## Extrait fourni
========================================

Une fois n'est pas coutume, je publie ici un article qui n'est pas de moi, mais de mon camarade et ami Tommy Lasserre, écrit à l'occasion des 220 ans de Thermidor.
Johann Elbory
Il y a 220 ans, de terribles événements secouaient la jeune République française. Les français venaient de rentrer dans l'histoire en anéantissant celui qui se prétendait alors roi de France, en s'affirmant comme citoyens et non plus comme simples sujets. Une seconde Révolution avait imposé un gouvernement énergique, composé d'hommes dont l'Histoire a retenu les noms : Maximilien Robespierre, Antoine-Louis de Saint-Just. ou Jacques-Nicolas Billaud-Varenne. Regroupés dans les Comités de salut public et de sûreté générale, sous l'égide de la Convention, ils avaient réussi à neutraliser les "factions" ennemies, à repousser les armées étrangères qui menaçaient la Patrie... L'unité de l'État s'affirmait chaque jour davantage, les ennemis de la Nation se terraient, la Révolution semblait se diriger vers une conclusion heureuse, qui allait permettre la mise en œuvre des principes égalitaires affirmés dans la Constitution de l'An I.
Pourtant, les tensions politiques allaient rapidement s'exacerber entre le Comité de salut public et le Comité de sûreté générale, et jusqu'au sein même de chacun de ces comités. Ici ou à la Convention, d'aucuns accusaient Robespierre de concentrer les pouvoirs et de ne souhaiter rien d'autre qu'une dictature personnelle, d'autres rêvaient secrètement d'un retour à un ordre plus stable, ou encore, empêtrés dans des affaires, craignaient pour leur tête. La journée du 9 thermidor (27 juillet) sera l'apogée de l'affrontement politique, et verra la chute du Comité de salut public. Robespierre est mis en minorité face à une Convention présidée par Jean-Marie Collot d'Herbois, un de ses anciens proches. Empêché de s'exprimer, Robespierre est frappé par un décret d'arrestation et placé en détention, tout comme son frère Aurélien, Philippe Le Bas, Georges Couthon et Antoine-Louis de Saint Just. Averti, le Conseil général de la Commune de Paris, dévoué à Robespierre, fait appeler la garde nationale et les canonniers de Paris pour délivrer les députés arrêtés, forme un comité exécutif, bat la générale et fait sonner le tocsin, lance une Proclamation au peuple pour sauver la Patrie. Seules quelques sections répondront à l'appel, et, laissées sans ordres clairs, finiront par partir sans livrer bataille. Retranchés dans l'hôtel de ville, Robespierre et ses compagnons seront repris sans un combat. Ils finiront leur vie sur l'échafaud le lendemain, 10 thermidor an II (28 juillet 1794), après un procès expéditif. Dès lors, la Réaction thermidorienne se mettra en place, et les conquêtes révolutionnaires seront bientôt abandonnées.

========================================

## Série d'exercices
1) Répondez à ces questions sur le texte sur Thermidor :
(a) Pour quel anniversaire l'article a-t-il été écrit ?
(b) À quelle date du calendrier grégorien correspond la journée du 9 thermidor ?
(c) Dans quel lieu Robespierre et ses compagnons sont-ils retranchés lorsqu'ils sont repris ?
2) Poursuivez le texte sur Thermidor à partir de sa dernière phrase.

## Données fournies
========================================

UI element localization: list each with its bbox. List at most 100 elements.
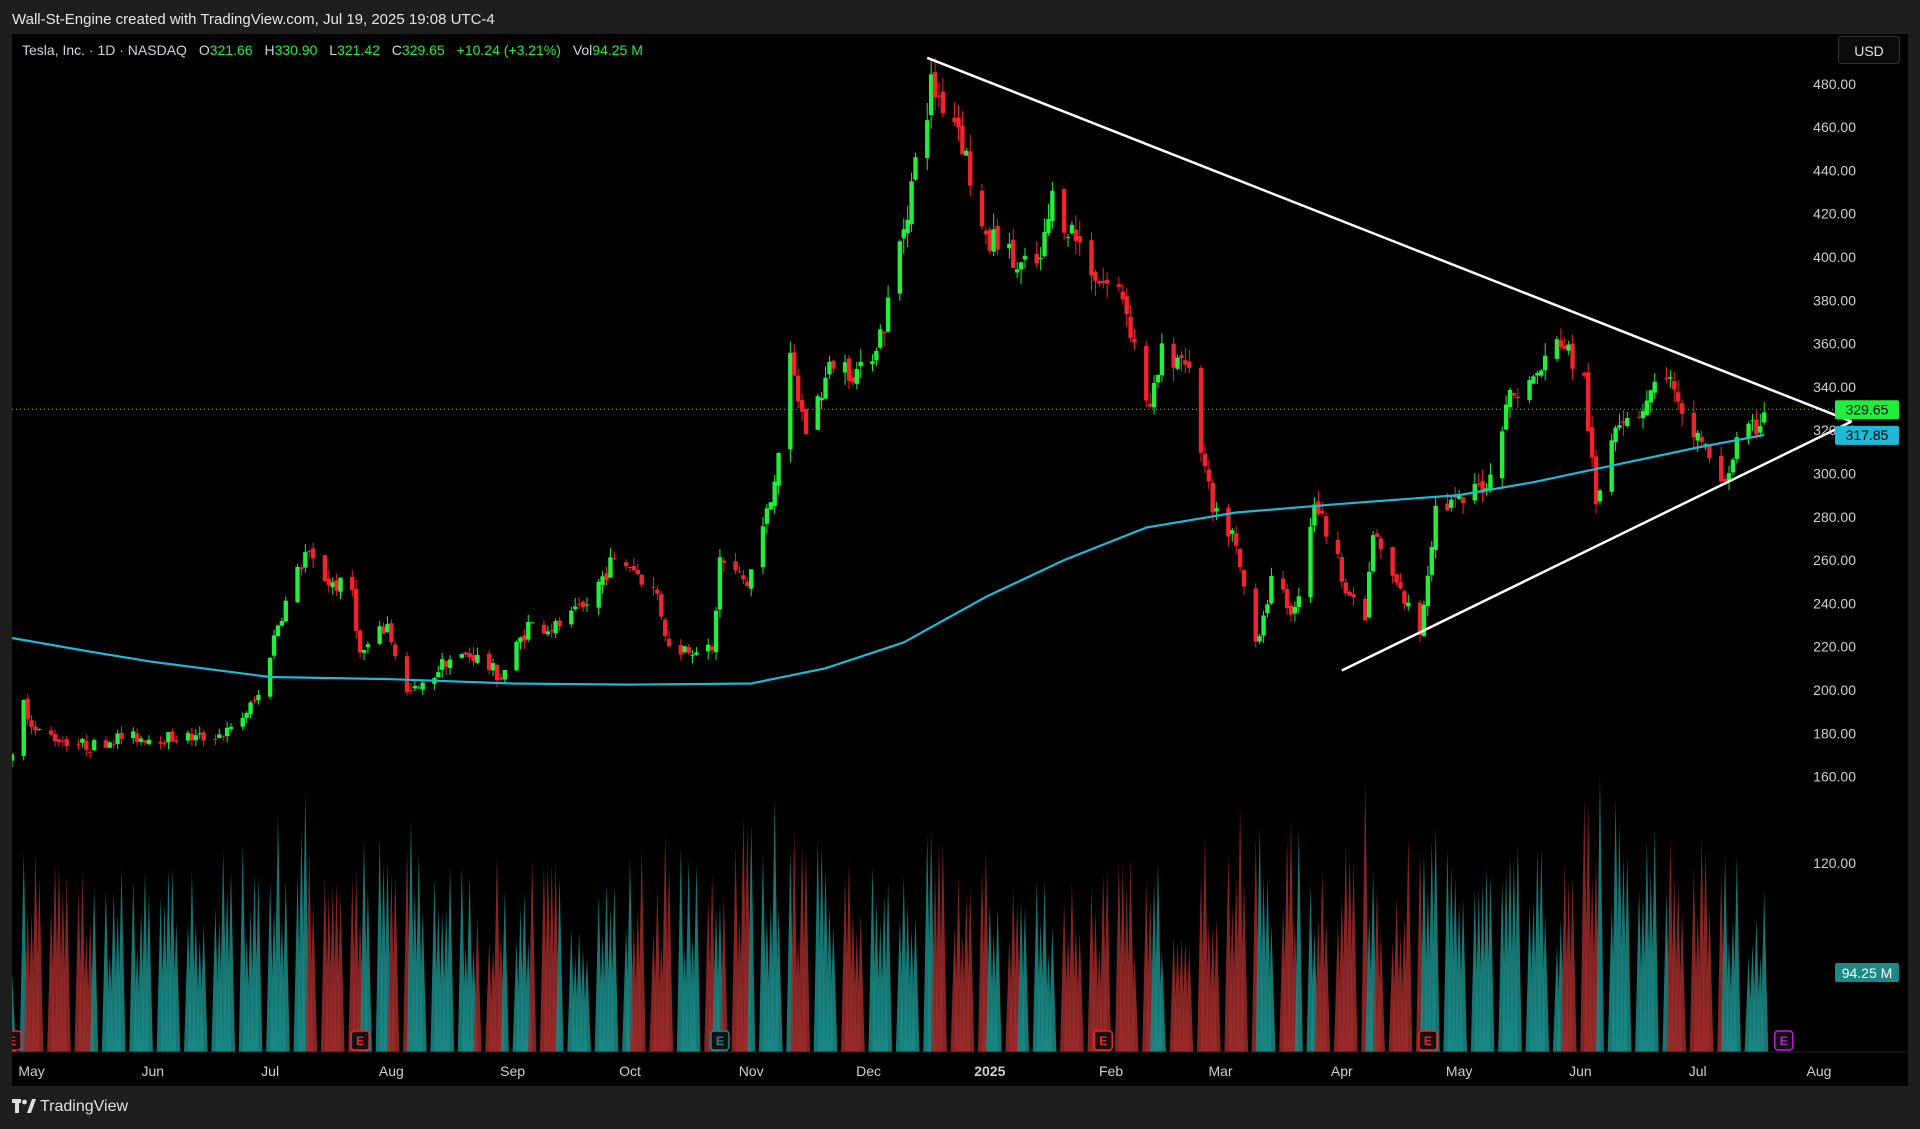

========================================

## Réponses aux exercices
1)
(a) Les 220 ans de Thermidor.
(b) Le 27 juillet.
(c) Dans l'hôtel de ville.

2)
Ces faits sont connus. De nombreux historiens les ont exposés. Dès lors, pourquoi revenir dessus ? C'est que notre démarche n'est pas celle d'un historien, elle est politique. Comprenons-nous sur ce mot. Notre but n'est pas simplement de revenir sur les événements du passé pour les commenter avec un recul de deux siècles, comme il serait aisé de le faire. Robespierre est un de ces personnages qui par son action marqua l'histoire de France. Nous ne jugerons pas ici ses actes. Tout juste préciserons nous que nous ne nous joindrons jamais à la propagande réactionnaire qui fait de Robespierre un tyran sanguinaire, mais que nous n'entendons pas non plus tomber dans une forme d'idolâtrie si contraire aux principes selon lesquels "la révolution est dans le peuple, et non point dans la renommée de quelques personnages1". On n'honore pas un révolutionnaire en le sacralisant, mais en apprenant de ses erreurs. Notre objectif va donc être de tirer des enseignements des évènements tragiques de Thermidor. Car dès lors que nous ne remettons pas en cause la sincérité et le dévouement à la Patrie qui guidèrent Robespierre, que nous le considérons comme un authentique révolutionnaire, sa fin tragique, son écrasement par la réaction ne peuvent que susciter notre interrogation.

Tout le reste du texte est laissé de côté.